[Request]
Omit images. Retype all entries verbatim.

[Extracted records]
......

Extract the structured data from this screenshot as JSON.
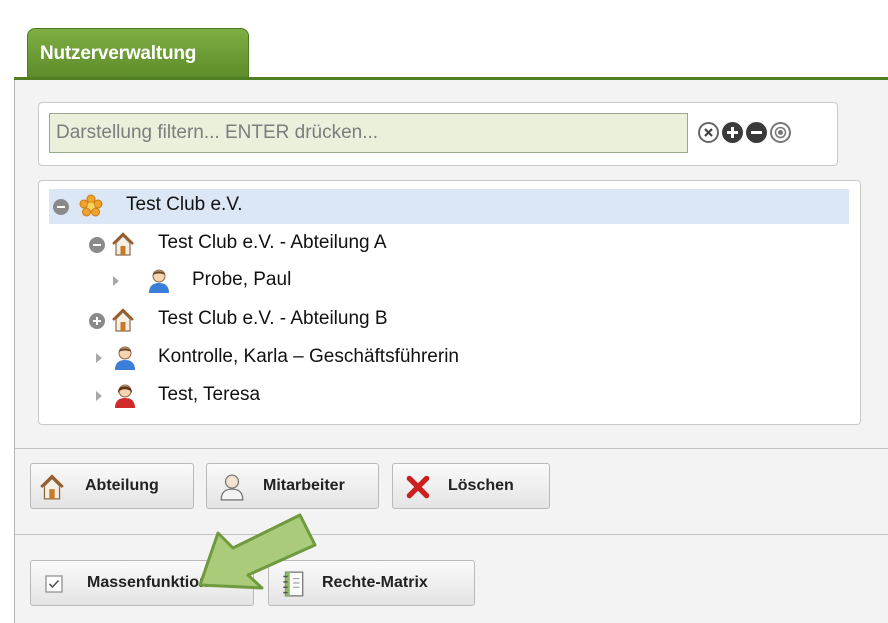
{
  "tab": {
    "label": "Nutzerverwaltung"
  },
  "filter": {
    "placeholder": "Darstellung filtern... ENTER drücken..."
  },
  "tree": {
    "items": [
      {
        "label": "Test Club e.V.",
        "icon": "club-icon"
      },
      {
        "label": "Test Club e.V. - Abteilung A",
        "icon": "house-icon"
      },
      {
        "label": "Probe, Paul",
        "icon": "user-icon"
      },
      {
        "label": "Test Club e.V. - Abteilung B",
        "icon": "house-icon"
      },
      {
        "label": "Kontrolle, Karla – Geschäftsführerin",
        "icon": "user-icon"
      },
      {
        "label": "Test, Teresa",
        "icon": "user-female-icon"
      }
    ]
  },
  "toolbar": {
    "abteilung_label": "Abteilung",
    "mitarbeiter_label": "Mitarbeiter",
    "loeschen_label": "Löschen"
  },
  "bottom": {
    "massenfunktion_label": "Massenfunktion",
    "rechte_matrix_label": "Rechte-Matrix"
  },
  "colors": {
    "accent_green": "#6a9a33",
    "selection": "#dce7f5",
    "delete_red": "#cc1f1f",
    "arrow_green": "#a9cb7a"
  }
}
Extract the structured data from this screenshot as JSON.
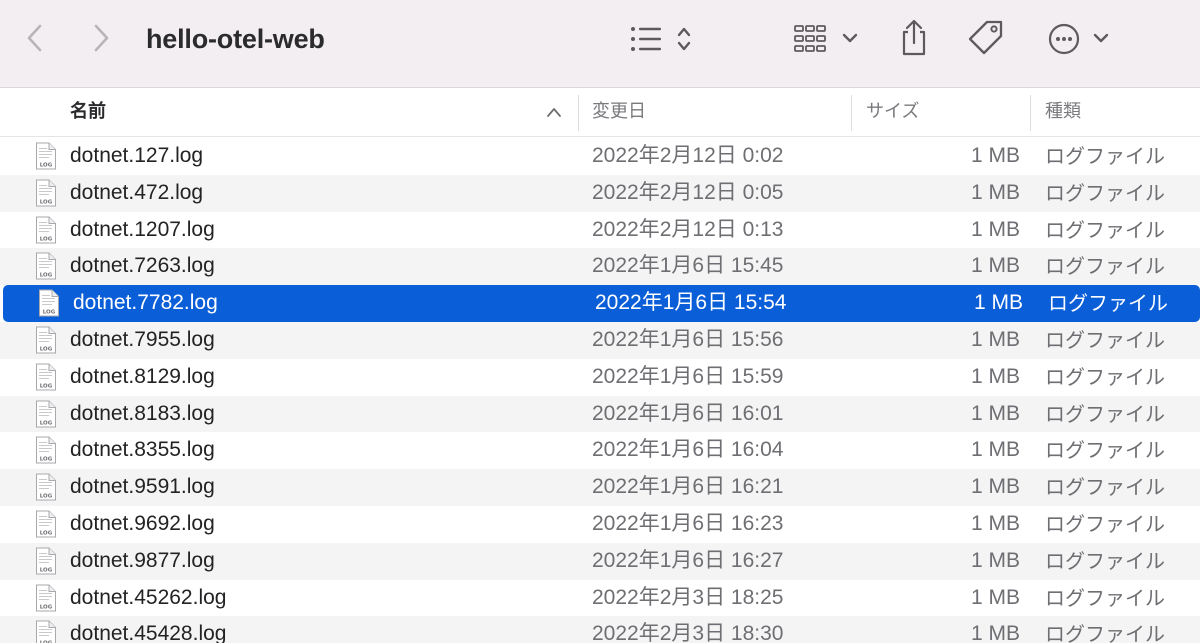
{
  "window": {
    "title": "hello-otel-web"
  },
  "columns": {
    "name": "名前",
    "date": "変更日",
    "size": "サイズ",
    "kind": "種類"
  },
  "icons": {
    "back": "chevron-left-icon",
    "forward": "chevron-right-icon",
    "list_view": "list-icon",
    "grid_view": "grid-icon",
    "share": "share-icon",
    "tag": "tag-icon",
    "more": "ellipsis-circle-icon",
    "file": "log-file-icon"
  },
  "colors": {
    "selection": "#0a5ed8",
    "toolbar": "#f3eef2"
  },
  "file_icon_label": "LOG",
  "files": [
    {
      "name": "dotnet.127.log",
      "date": "2022年2月12日 0:02",
      "size": "1 MB",
      "kind": "ログファイル"
    },
    {
      "name": "dotnet.472.log",
      "date": "2022年2月12日 0:05",
      "size": "1 MB",
      "kind": "ログファイル"
    },
    {
      "name": "dotnet.1207.log",
      "date": "2022年2月12日 0:13",
      "size": "1 MB",
      "kind": "ログファイル"
    },
    {
      "name": "dotnet.7263.log",
      "date": "2022年1月6日 15:45",
      "size": "1 MB",
      "kind": "ログファイル"
    },
    {
      "name": "dotnet.7782.log",
      "date": "2022年1月6日 15:54",
      "size": "1 MB",
      "kind": "ログファイル",
      "selected": true
    },
    {
      "name": "dotnet.7955.log",
      "date": "2022年1月6日 15:56",
      "size": "1 MB",
      "kind": "ログファイル"
    },
    {
      "name": "dotnet.8129.log",
      "date": "2022年1月6日 15:59",
      "size": "1 MB",
      "kind": "ログファイル"
    },
    {
      "name": "dotnet.8183.log",
      "date": "2022年1月6日 16:01",
      "size": "1 MB",
      "kind": "ログファイル"
    },
    {
      "name": "dotnet.8355.log",
      "date": "2022年1月6日 16:04",
      "size": "1 MB",
      "kind": "ログファイル"
    },
    {
      "name": "dotnet.9591.log",
      "date": "2022年1月6日 16:21",
      "size": "1 MB",
      "kind": "ログファイル"
    },
    {
      "name": "dotnet.9692.log",
      "date": "2022年1月6日 16:23",
      "size": "1 MB",
      "kind": "ログファイル"
    },
    {
      "name": "dotnet.9877.log",
      "date": "2022年1月6日 16:27",
      "size": "1 MB",
      "kind": "ログファイル"
    },
    {
      "name": "dotnet.45262.log",
      "date": "2022年2月3日 18:25",
      "size": "1 MB",
      "kind": "ログファイル"
    },
    {
      "name": "dotnet.45428.log",
      "date": "2022年2月3日 18:30",
      "size": "1 MB",
      "kind": "ログファイル"
    }
  ]
}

......

[Answer below]
Extract the structured data from this screenshot as JSON.
{
  "tab": {
    "label": "Nutzerverwaltung"
  },
  "filter": {
    "placeholder": "Darstellung filtern... ENTER drücken..."
  },
  "tree": {
    "items": [
      {
        "label": "Test Club e.V.",
        "icon": "club-icon"
      },
      {
        "label": "Test Club e.V. - Abteilung A",
        "icon": "house-icon"
      },
      {
        "label": "Probe, Paul",
        "icon": "user-icon"
      },
      {
        "label": "Test Club e.V. - Abteilung B",
        "icon": "house-icon"
      },
      {
        "label": "Kontrolle, Karla – Geschäftsführerin",
        "icon": "user-icon"
      },
      {
        "label": "Test, Teresa",
        "icon": "user-female-icon"
      }
    ]
  },
  "toolbar": {
    "abteilung_label": "Abteilung",
    "mitarbeiter_label": "Mitarbeiter",
    "loeschen_label": "Löschen"
  },
  "bottom": {
    "massenfunktion_label": "Massenfunktion",
    "rechte_matrix_label": "Rechte-Matrix"
  },
  "colors": {
    "accent_green": "#6a9a33",
    "selection": "#dce7f5",
    "delete_red": "#cc1f1f",
    "arrow_green": "#a9cb7a"
  }
}
Extract the structured data from this screenshot as JSON.
{
  "window": {
    "title": "hello-otel-web"
  },
  "columns": {
    "name": "名前",
    "date": "変更日",
    "size": "サイズ",
    "kind": "種類"
  },
  "icons": {
    "back": "chevron-left-icon",
    "forward": "chevron-right-icon",
    "list_view": "list-icon",
    "grid_view": "grid-icon",
    "share": "share-icon",
    "tag": "tag-icon",
    "more": "ellipsis-circle-icon",
    "file": "log-file-icon"
  },
  "colors": {
    "selection": "#0a5ed8",
    "toolbar": "#f3eef2"
  },
  "file_icon_label": "LOG",
  "files": [
    {
      "name": "dotnet.127.log",
      "date": "2022年2月12日 0:02",
      "size": "1 MB",
      "kind": "ログファイル"
    },
    {
      "name": "dotnet.472.log",
      "date": "2022年2月12日 0:05",
      "size": "1 MB",
      "kind": "ログファイル"
    },
    {
      "name": "dotnet.1207.log",
      "date": "2022年2月12日 0:13",
      "size": "1 MB",
      "kind": "ログファイル"
    },
    {
      "name": "dotnet.7263.log",
      "date": "2022年1月6日 15:45",
      "size": "1 MB",
      "kind": "ログファイル"
    },
    {
      "name": "dotnet.7782.log",
      "date": "2022年1月6日 15:54",
      "size": "1 MB",
      "kind": "ログファイル",
      "selected": true
    },
    {
      "name": "dotnet.7955.log",
      "date": "2022年1月6日 15:56",
      "size": "1 MB",
      "kind": "ログファイル"
    },
    {
      "name": "dotnet.8129.log",
      "date": "2022年1月6日 15:59",
      "size": "1 MB",
      "kind": "ログファイル"
    },
    {
      "name": "dotnet.8183.log",
      "date": "2022年1月6日 16:01",
      "size": "1 MB",
      "kind": "ログファイル"
    },
    {
      "name": "dotnet.8355.log",
      "date": "2022年1月6日 16:04",
      "size": "1 MB",
      "kind": "ログファイル"
    },
    {
      "name": "dotnet.9591.log",
      "date": "2022年1月6日 16:21",
      "size": "1 MB",
      "kind": "ログファイル"
    },
    {
      "name": "dotnet.9692.log",
      "date": "2022年1月6日 16:23",
      "size": "1 MB",
      "kind": "ログファイル"
    },
    {
      "name": "dotnet.9877.log",
      "date": "2022年1月6日 16:27",
      "size": "1 MB",
      "kind": "ログファイル"
    },
    {
      "name": "dotnet.45262.log",
      "date": "2022年2月3日 18:25",
      "size": "1 MB",
      "kind": "ログファイル"
    },
    {
      "name": "dotnet.45428.log",
      "date": "2022年2月3日 18:30",
      "size": "1 MB",
      "kind": "ログファイル"
    }
  ]
}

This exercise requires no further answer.